#### Exercise goal
Below are records to transcribe exactly, without their pictures.

(Dataset listings of figures)
'''

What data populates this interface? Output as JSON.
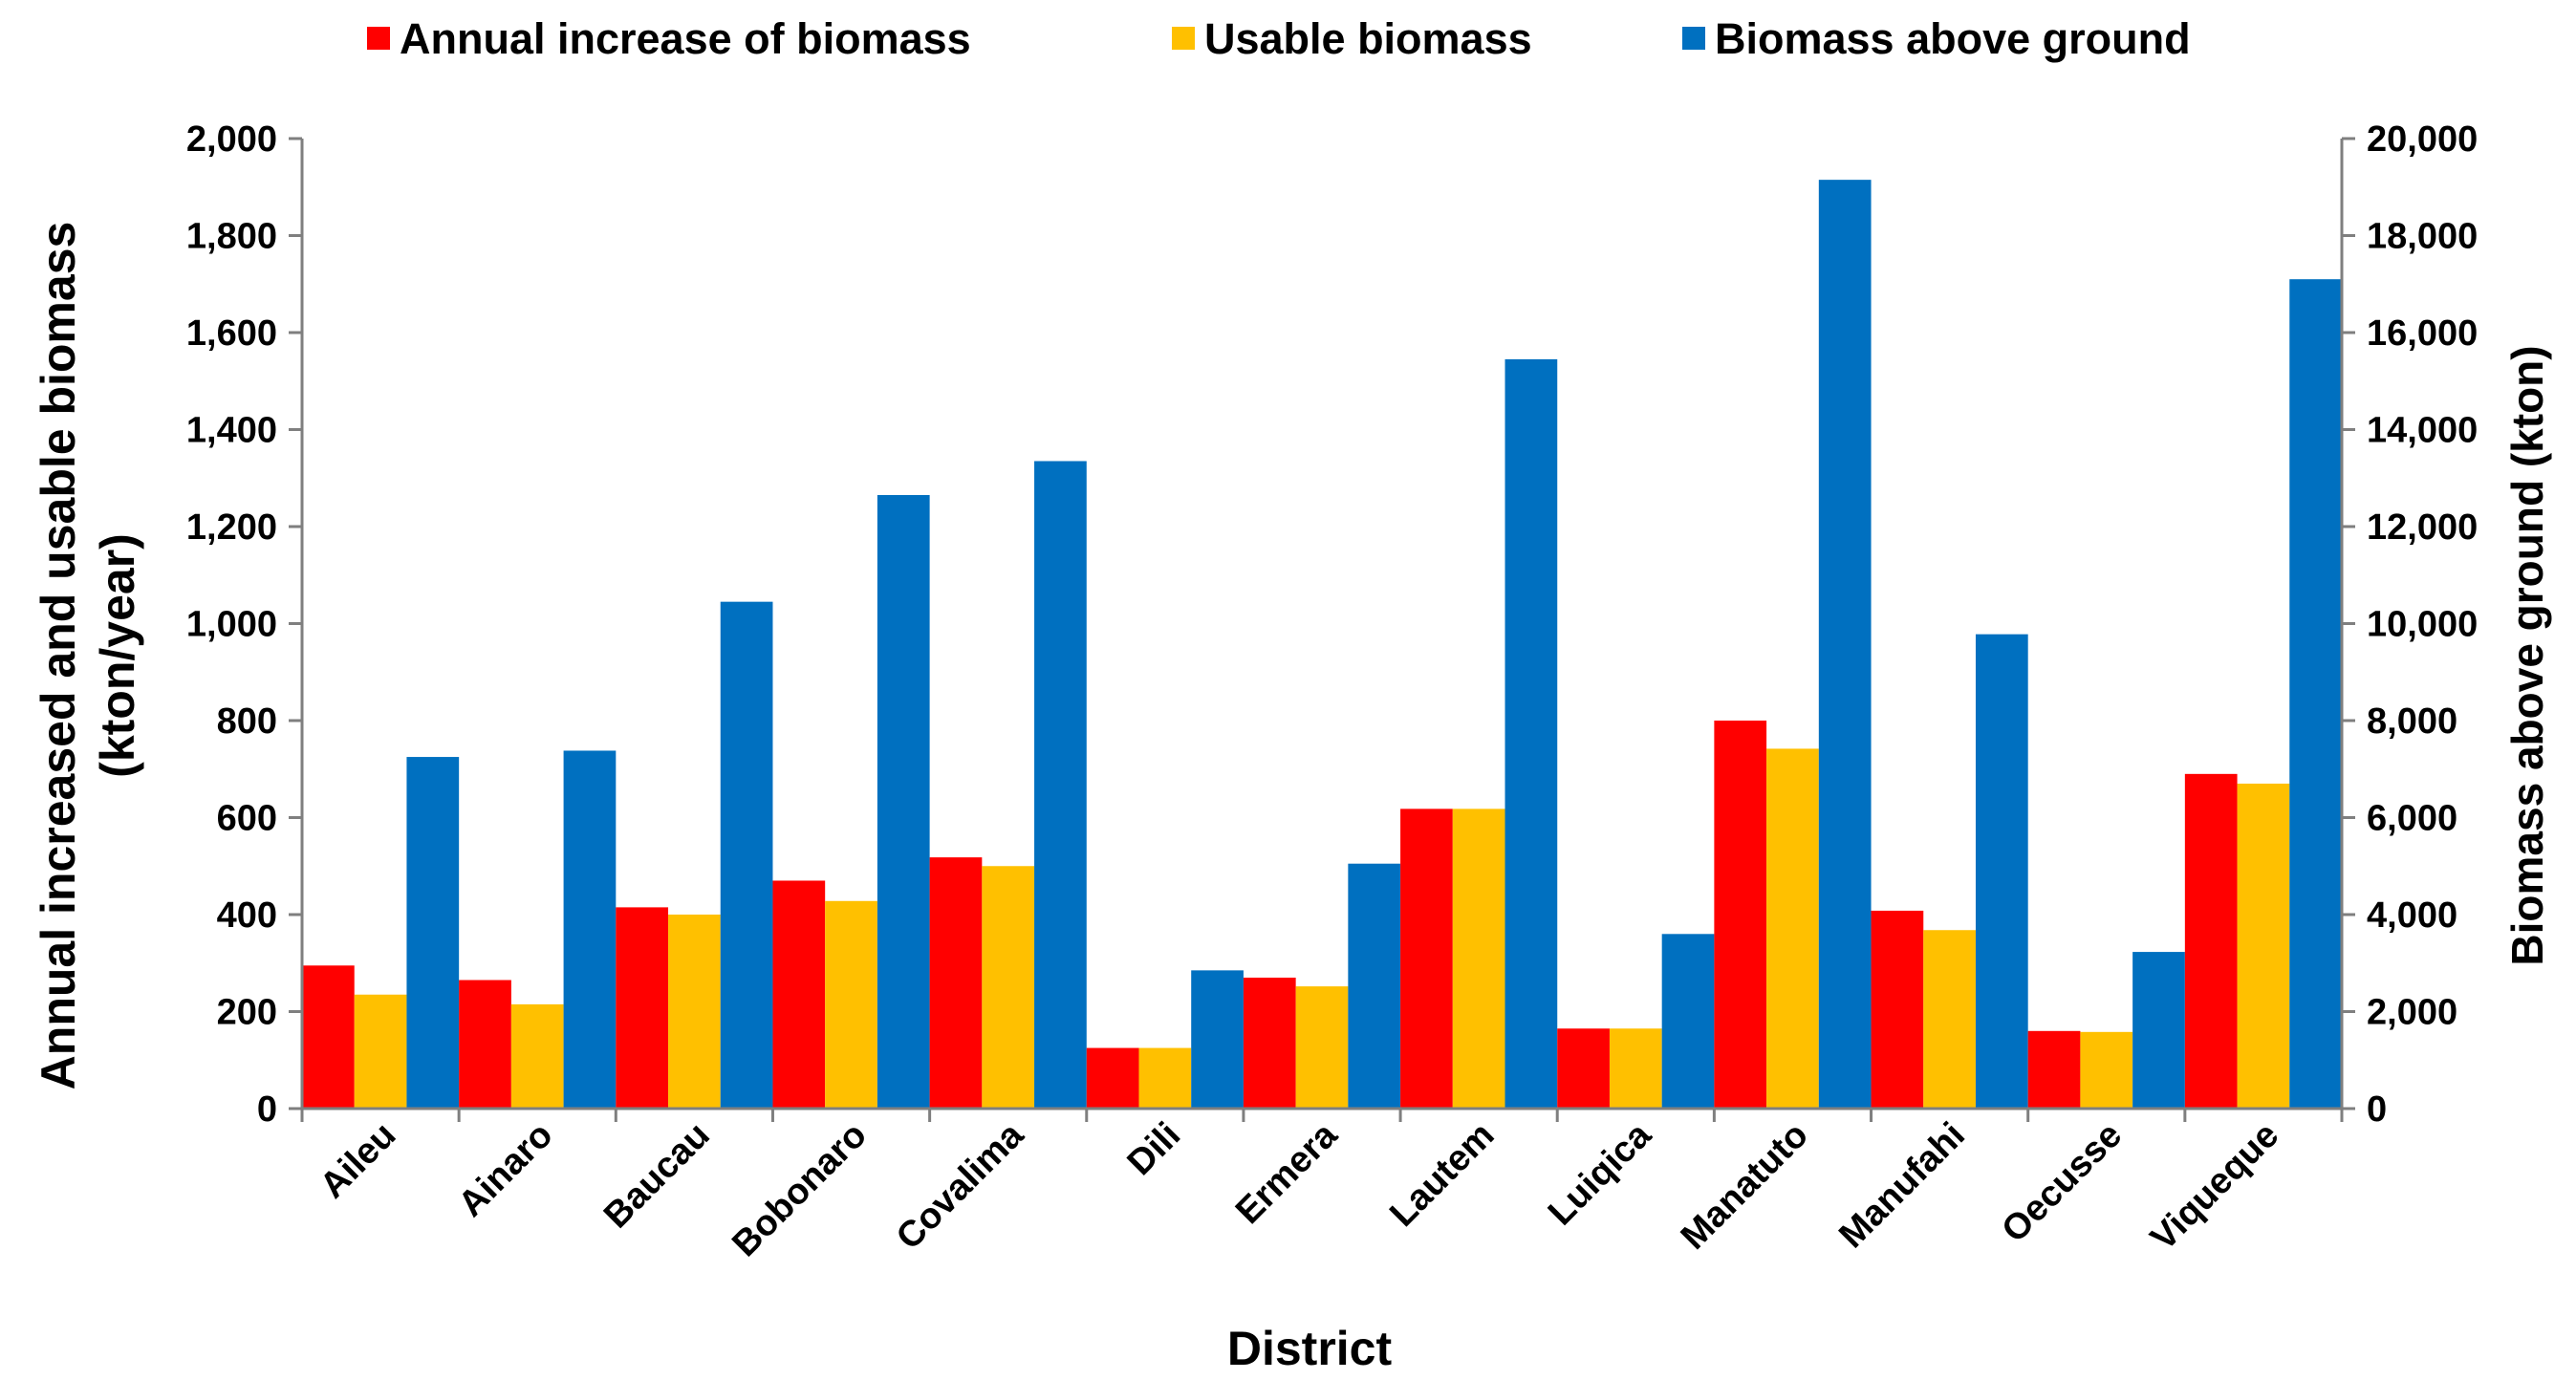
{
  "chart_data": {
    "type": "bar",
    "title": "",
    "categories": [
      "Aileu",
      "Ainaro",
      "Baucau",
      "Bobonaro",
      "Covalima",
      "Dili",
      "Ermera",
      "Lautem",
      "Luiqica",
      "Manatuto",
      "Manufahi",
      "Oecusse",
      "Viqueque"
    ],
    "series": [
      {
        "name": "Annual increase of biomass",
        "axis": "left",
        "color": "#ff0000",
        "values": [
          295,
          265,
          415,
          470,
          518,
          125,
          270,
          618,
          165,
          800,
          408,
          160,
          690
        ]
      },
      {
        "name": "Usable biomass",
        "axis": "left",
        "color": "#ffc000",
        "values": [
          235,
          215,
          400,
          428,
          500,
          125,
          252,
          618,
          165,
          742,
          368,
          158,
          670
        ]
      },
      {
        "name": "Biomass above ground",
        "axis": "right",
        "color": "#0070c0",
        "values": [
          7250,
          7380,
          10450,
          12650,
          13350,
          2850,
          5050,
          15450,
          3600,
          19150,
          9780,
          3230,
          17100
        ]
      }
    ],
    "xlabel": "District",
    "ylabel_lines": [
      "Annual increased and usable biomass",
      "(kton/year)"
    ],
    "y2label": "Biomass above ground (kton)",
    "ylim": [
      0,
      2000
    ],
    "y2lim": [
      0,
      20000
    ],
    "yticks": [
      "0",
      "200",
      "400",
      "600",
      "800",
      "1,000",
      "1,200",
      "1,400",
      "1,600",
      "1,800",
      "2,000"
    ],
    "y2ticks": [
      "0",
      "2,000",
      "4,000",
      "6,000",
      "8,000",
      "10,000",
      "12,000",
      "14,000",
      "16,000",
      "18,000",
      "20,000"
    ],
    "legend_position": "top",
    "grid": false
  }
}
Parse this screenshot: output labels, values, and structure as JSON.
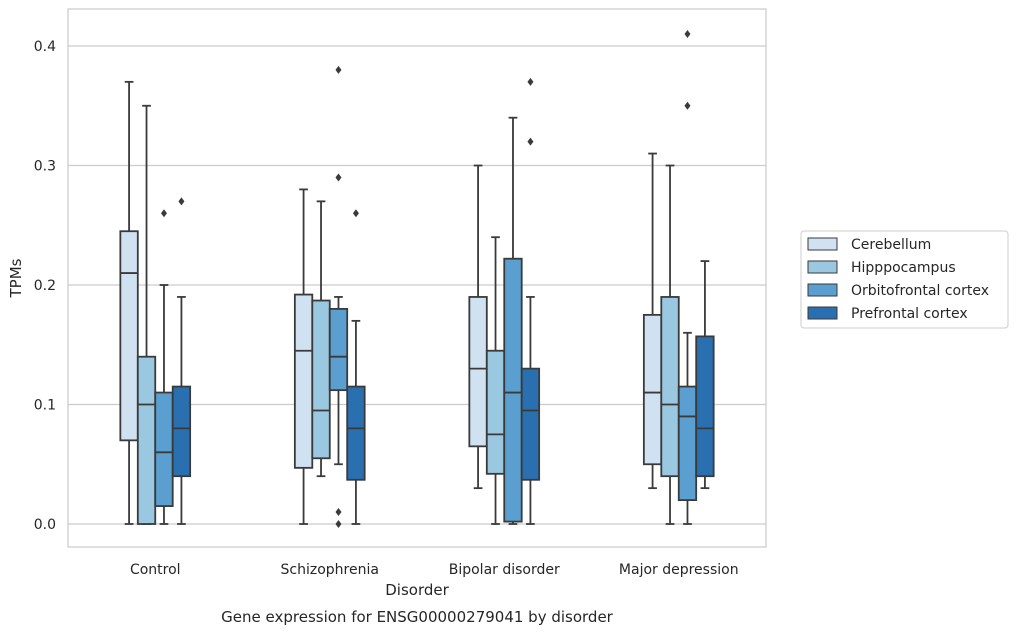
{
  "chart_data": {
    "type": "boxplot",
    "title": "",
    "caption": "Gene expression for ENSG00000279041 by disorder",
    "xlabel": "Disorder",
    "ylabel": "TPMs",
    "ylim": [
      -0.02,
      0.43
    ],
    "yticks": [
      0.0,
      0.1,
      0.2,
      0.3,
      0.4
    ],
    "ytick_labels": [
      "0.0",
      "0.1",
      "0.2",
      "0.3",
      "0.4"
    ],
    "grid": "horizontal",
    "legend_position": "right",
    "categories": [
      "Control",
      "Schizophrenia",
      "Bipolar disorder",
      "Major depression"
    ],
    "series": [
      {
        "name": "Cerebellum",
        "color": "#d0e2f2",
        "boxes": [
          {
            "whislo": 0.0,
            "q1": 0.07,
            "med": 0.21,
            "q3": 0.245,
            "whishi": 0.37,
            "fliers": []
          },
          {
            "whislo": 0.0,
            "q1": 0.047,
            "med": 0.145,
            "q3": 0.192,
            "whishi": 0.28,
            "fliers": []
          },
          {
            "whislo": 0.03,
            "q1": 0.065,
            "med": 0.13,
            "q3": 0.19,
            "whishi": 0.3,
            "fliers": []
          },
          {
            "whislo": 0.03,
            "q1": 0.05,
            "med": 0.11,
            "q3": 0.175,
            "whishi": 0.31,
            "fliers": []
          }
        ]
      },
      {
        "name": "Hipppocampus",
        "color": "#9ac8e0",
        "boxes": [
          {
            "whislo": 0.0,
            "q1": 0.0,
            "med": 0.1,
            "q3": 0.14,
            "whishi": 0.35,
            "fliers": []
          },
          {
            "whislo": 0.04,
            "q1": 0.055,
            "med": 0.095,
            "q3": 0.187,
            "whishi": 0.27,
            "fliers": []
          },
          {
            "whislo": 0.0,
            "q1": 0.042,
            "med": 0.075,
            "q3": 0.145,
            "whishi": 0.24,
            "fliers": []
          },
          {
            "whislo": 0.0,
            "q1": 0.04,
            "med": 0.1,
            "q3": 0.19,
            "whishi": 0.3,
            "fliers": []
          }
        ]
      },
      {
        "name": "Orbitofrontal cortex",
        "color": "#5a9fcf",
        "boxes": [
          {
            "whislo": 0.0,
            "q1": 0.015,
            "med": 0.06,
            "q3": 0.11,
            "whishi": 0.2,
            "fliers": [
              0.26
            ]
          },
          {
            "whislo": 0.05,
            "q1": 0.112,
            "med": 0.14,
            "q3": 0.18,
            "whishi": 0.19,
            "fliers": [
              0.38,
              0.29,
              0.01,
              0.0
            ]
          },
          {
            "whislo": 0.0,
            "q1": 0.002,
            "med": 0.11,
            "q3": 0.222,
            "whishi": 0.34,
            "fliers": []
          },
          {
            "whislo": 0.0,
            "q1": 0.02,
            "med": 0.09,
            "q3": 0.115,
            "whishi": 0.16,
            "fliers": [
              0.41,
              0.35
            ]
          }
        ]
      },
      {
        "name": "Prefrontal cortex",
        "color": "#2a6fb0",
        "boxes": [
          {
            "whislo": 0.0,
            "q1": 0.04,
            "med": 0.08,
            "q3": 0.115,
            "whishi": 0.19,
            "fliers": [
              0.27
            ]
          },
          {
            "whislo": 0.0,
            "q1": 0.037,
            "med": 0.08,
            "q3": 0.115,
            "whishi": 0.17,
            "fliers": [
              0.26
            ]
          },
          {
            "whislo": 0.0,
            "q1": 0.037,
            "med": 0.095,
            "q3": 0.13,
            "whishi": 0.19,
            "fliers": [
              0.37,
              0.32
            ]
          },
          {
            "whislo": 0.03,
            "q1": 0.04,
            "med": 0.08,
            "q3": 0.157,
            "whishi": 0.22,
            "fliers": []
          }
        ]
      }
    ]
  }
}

'''

#### Answer for this exercise
What data populates this interface? Output as JSON.
{
  "chart_data": {
    "type": "bar",
    "title": "",
    "categories": [
      "Aileu",
      "Ainaro",
      "Baucau",
      "Bobonaro",
      "Covalima",
      "Dili",
      "Ermera",
      "Lautem",
      "Luiqica",
      "Manatuto",
      "Manufahi",
      "Oecusse",
      "Viqueque"
    ],
    "series": [
      {
        "name": "Annual increase of biomass",
        "axis": "left",
        "color": "#ff0000",
        "values": [
          295,
          265,
          415,
          470,
          518,
          125,
          270,
          618,
          165,
          800,
          408,
          160,
          690
        ]
      },
      {
        "name": "Usable biomass",
        "axis": "left",
        "color": "#ffc000",
        "values": [
          235,
          215,
          400,
          428,
          500,
          125,
          252,
          618,
          165,
          742,
          368,
          158,
          670
        ]
      },
      {
        "name": "Biomass above ground",
        "axis": "right",
        "color": "#0070c0",
        "values": [
          7250,
          7380,
          10450,
          12650,
          13350,
          2850,
          5050,
          15450,
          3600,
          19150,
          9780,
          3230,
          17100
        ]
      }
    ],
    "xlabel": "District",
    "ylabel_lines": [
      "Annual increased and usable biomass",
      "(kton/year)"
    ],
    "y2label": "Biomass above ground (kton)",
    "ylim": [
      0,
      2000
    ],
    "y2lim": [
      0,
      20000
    ],
    "yticks": [
      "0",
      "200",
      "400",
      "600",
      "800",
      "1,000",
      "1,200",
      "1,400",
      "1,600",
      "1,800",
      "2,000"
    ],
    "y2ticks": [
      "0",
      "2,000",
      "4,000",
      "6,000",
      "8,000",
      "10,000",
      "12,000",
      "14,000",
      "16,000",
      "18,000",
      "20,000"
    ],
    "legend_position": "top",
    "grid": false
  }
}
Parse this screenshot: output labels, values, and structure as JSON.
{
  "chart_data": {
    "type": "boxplot",
    "title": "",
    "caption": "Gene expression for ENSG00000279041 by disorder",
    "xlabel": "Disorder",
    "ylabel": "TPMs",
    "ylim": [
      -0.02,
      0.43
    ],
    "yticks": [
      0.0,
      0.1,
      0.2,
      0.3,
      0.4
    ],
    "ytick_labels": [
      "0.0",
      "0.1",
      "0.2",
      "0.3",
      "0.4"
    ],
    "grid": "horizontal",
    "legend_position": "right",
    "categories": [
      "Control",
      "Schizophrenia",
      "Bipolar disorder",
      "Major depression"
    ],
    "series": [
      {
        "name": "Cerebellum",
        "color": "#d0e2f2",
        "boxes": [
          {
            "whislo": 0.0,
            "q1": 0.07,
            "med": 0.21,
            "q3": 0.245,
            "whishi": 0.37,
            "fliers": []
          },
          {
            "whislo": 0.0,
            "q1": 0.047,
            "med": 0.145,
            "q3": 0.192,
            "whishi": 0.28,
            "fliers": []
          },
          {
            "whislo": 0.03,
            "q1": 0.065,
            "med": 0.13,
            "q3": 0.19,
            "whishi": 0.3,
            "fliers": []
          },
          {
            "whislo": 0.03,
            "q1": 0.05,
            "med": 0.11,
            "q3": 0.175,
            "whishi": 0.31,
            "fliers": []
          }
        ]
      },
      {
        "name": "Hipppocampus",
        "color": "#9ac8e0",
        "boxes": [
          {
            "whislo": 0.0,
            "q1": 0.0,
            "med": 0.1,
            "q3": 0.14,
            "whishi": 0.35,
            "fliers": []
          },
          {
            "whislo": 0.04,
            "q1": 0.055,
            "med": 0.095,
            "q3": 0.187,
            "whishi": 0.27,
            "fliers": []
          },
          {
            "whislo": 0.0,
            "q1": 0.042,
            "med": 0.075,
            "q3": 0.145,
            "whishi": 0.24,
            "fliers": []
          },
          {
            "whislo": 0.0,
            "q1": 0.04,
            "med": 0.1,
            "q3": 0.19,
            "whishi": 0.3,
            "fliers": []
          }
        ]
      },
      {
        "name": "Orbitofrontal cortex",
        "color": "#5a9fcf",
        "boxes": [
          {
            "whislo": 0.0,
            "q1": 0.015,
            "med": 0.06,
            "q3": 0.11,
            "whishi": 0.2,
            "fliers": [
              0.26
            ]
          },
          {
            "whislo": 0.05,
            "q1": 0.112,
            "med": 0.14,
            "q3": 0.18,
            "whishi": 0.19,
            "fliers": [
              0.38,
              0.29,
              0.01,
              0.0
            ]
          },
          {
            "whislo": 0.0,
            "q1": 0.002,
            "med": 0.11,
            "q3": 0.222,
            "whishi": 0.34,
            "fliers": []
          },
          {
            "whislo": 0.0,
            "q1": 0.02,
            "med": 0.09,
            "q3": 0.115,
            "whishi": 0.16,
            "fliers": [
              0.41,
              0.35
            ]
          }
        ]
      },
      {
        "name": "Prefrontal cortex",
        "color": "#2a6fb0",
        "boxes": [
          {
            "whislo": 0.0,
            "q1": 0.04,
            "med": 0.08,
            "q3": 0.115,
            "whishi": 0.19,
            "fliers": [
              0.27
            ]
          },
          {
            "whislo": 0.0,
            "q1": 0.037,
            "med": 0.08,
            "q3": 0.115,
            "whishi": 0.17,
            "fliers": [
              0.26
            ]
          },
          {
            "whislo": 0.0,
            "q1": 0.037,
            "med": 0.095,
            "q3": 0.13,
            "whishi": 0.19,
            "fliers": [
              0.37,
              0.32
            ]
          },
          {
            "whislo": 0.03,
            "q1": 0.04,
            "med": 0.08,
            "q3": 0.157,
            "whishi": 0.22,
            "fliers": []
          }
        ]
      }
    ]
  }
}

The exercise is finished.